**文档节选:**
§ §
数据结构 —— 链表实现多项式加减乘
实现多项式的加减乘运算:
#include <cstdio>
#include <cstring>
#include <cmath>
#include <cstdlib>
#include <algorithm>
using namespace std;
typedef struct
{
double coef;//系数
int expn;//指数
}term;
typedef struct LNode
{
term data;
LNode *next;
}*Link, *Linklist;
Linklist La, Lb, Lc, Ld, Le, Lf;
int cmp(term a, term b)
{
if(a.expn == b.expn) return 0;
else return (a.expn - b.expn) / abs(a.expn - b.expn);
}
int ElemLocate(Linklist L, term e, Link &S, Link &Q, int (*compara)(term, term))
{
Link p;
S = L; p = S->next;
while(p && compara(p->data, e) != 0)
{
S = p;
p = p->next;
}
if(!p)
§ §
请接着链表实现多项式运算的文档末尾继续往下写。 这些条目与链表实现多项式运算的文档没有关联。
§ §
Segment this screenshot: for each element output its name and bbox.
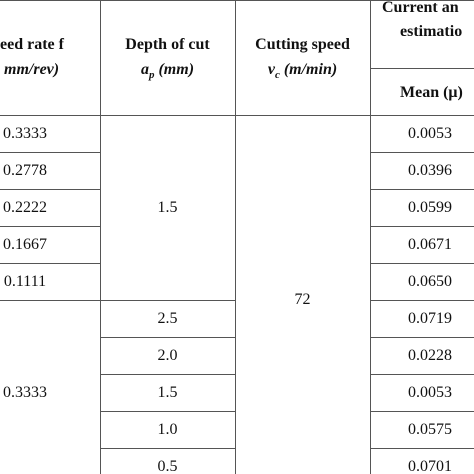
- rule: [370, 0, 371, 474]
- cell: 0.0671: [408, 235, 452, 253]
- rule: [370, 374, 474, 375]
- rule: [100, 374, 235, 375]
- rule: [100, 448, 235, 449]
- rule: [370, 189, 474, 190]
- cell: 0.0701: [408, 457, 452, 474]
- rule: [370, 226, 474, 227]
- rule: [100, 300, 235, 301]
- rule: [0, 189, 100, 190]
- rule: [0, 152, 100, 153]
- cell: 1.5: [157, 198, 178, 216]
- cell: 1.5: [157, 383, 178, 401]
- rule: [370, 411, 474, 412]
- rule: [235, 0, 236, 474]
- cell: 0.1667: [3, 235, 47, 253]
- cell: 0.2778: [3, 161, 47, 179]
- header: ap (mm): [100, 60, 235, 85]
- rule: [370, 337, 474, 338]
- header: Depth of cut: [125, 36, 210, 53]
- cell: 0.3333: [3, 124, 47, 142]
- rule: [370, 152, 474, 153]
- rule: [370, 263, 474, 264]
- rule: [100, 411, 235, 412]
- cell: 0.0396: [408, 161, 452, 179]
- rule: [0, 0, 474, 1]
- header: Cutting speed: [255, 36, 350, 53]
- rule: [0, 226, 100, 227]
- unit: (mm): [158, 61, 195, 78]
- cell: 0.0599: [408, 198, 452, 216]
- cell: 2.0: [157, 346, 178, 364]
- cell: 72: [294, 291, 311, 308]
- cell: 0.2222: [3, 198, 47, 216]
- symbol: a: [140, 61, 149, 78]
- header: estimatio: [400, 23, 463, 40]
- header: mm/rev): [4, 61, 60, 78]
- rule: [370, 300, 474, 301]
- rule: [100, 337, 235, 338]
- rule: [0, 115, 474, 116]
- cell: 1.0: [157, 420, 178, 438]
- cell: 0.1111: [3, 272, 47, 290]
- rule: [100, 0, 101, 474]
- header: eed rate f: [0, 36, 64, 53]
- unit: (m/min): [283, 61, 338, 78]
- cell: 0.3333: [3, 383, 47, 401]
- cell: 0.0228: [408, 346, 452, 364]
- cell: 0.0650: [408, 272, 452, 290]
- header: Current an: [382, 0, 459, 16]
- subscript: p: [148, 69, 155, 82]
- symbol: v: [267, 61, 275, 78]
- cell: 0.0575: [408, 420, 452, 438]
- rule: [370, 448, 474, 449]
- rule: [0, 300, 100, 301]
- header: vc (m/min): [235, 60, 370, 85]
- subscript: c: [274, 69, 280, 82]
- cell: 0.0053: [408, 124, 452, 142]
- rule: [0, 263, 100, 264]
- cell: 2.5: [157, 309, 178, 327]
- rule: [370, 68, 474, 69]
- header: Mean (μ): [400, 84, 463, 101]
- cell: 0.0719: [408, 309, 452, 327]
- cell: 0.5: [157, 457, 178, 474]
- cell: 0.0053: [408, 383, 452, 401]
§ §
**练习答案:**
{
S = Q = NULL;
return 0;
}
else
{
Q = p;
return 1;
}
}
void Orderinsert(Linklist &L, term e, int (*compara)(term, term))
{
Link o, p, q;
q = L; p = q->next;
while(p && compara(p->data, e) < 0)
{
q = p;
p = p->next;
}
o = (Link)malloc(sizeof(LNode));
o->data = e;
q->next = o;
o->next = p;
}
void DeleteElem(Linklist &L, Link S)
{
Link Q = S->next;
S->next = Q->next;
free(Q);
}
void InsertElem(Linklist &L, term e, int (*compara)(term, term), char op)
{
Link Q, S;
if(ElemLocate(L, e, S, Q, compara))//存在当前指数
{
switch(op)
{
case '+': Q->data.coef += e.coef; break;
case '-': Q->data.coef -= e.coef;
}
if(!Q->data.coef)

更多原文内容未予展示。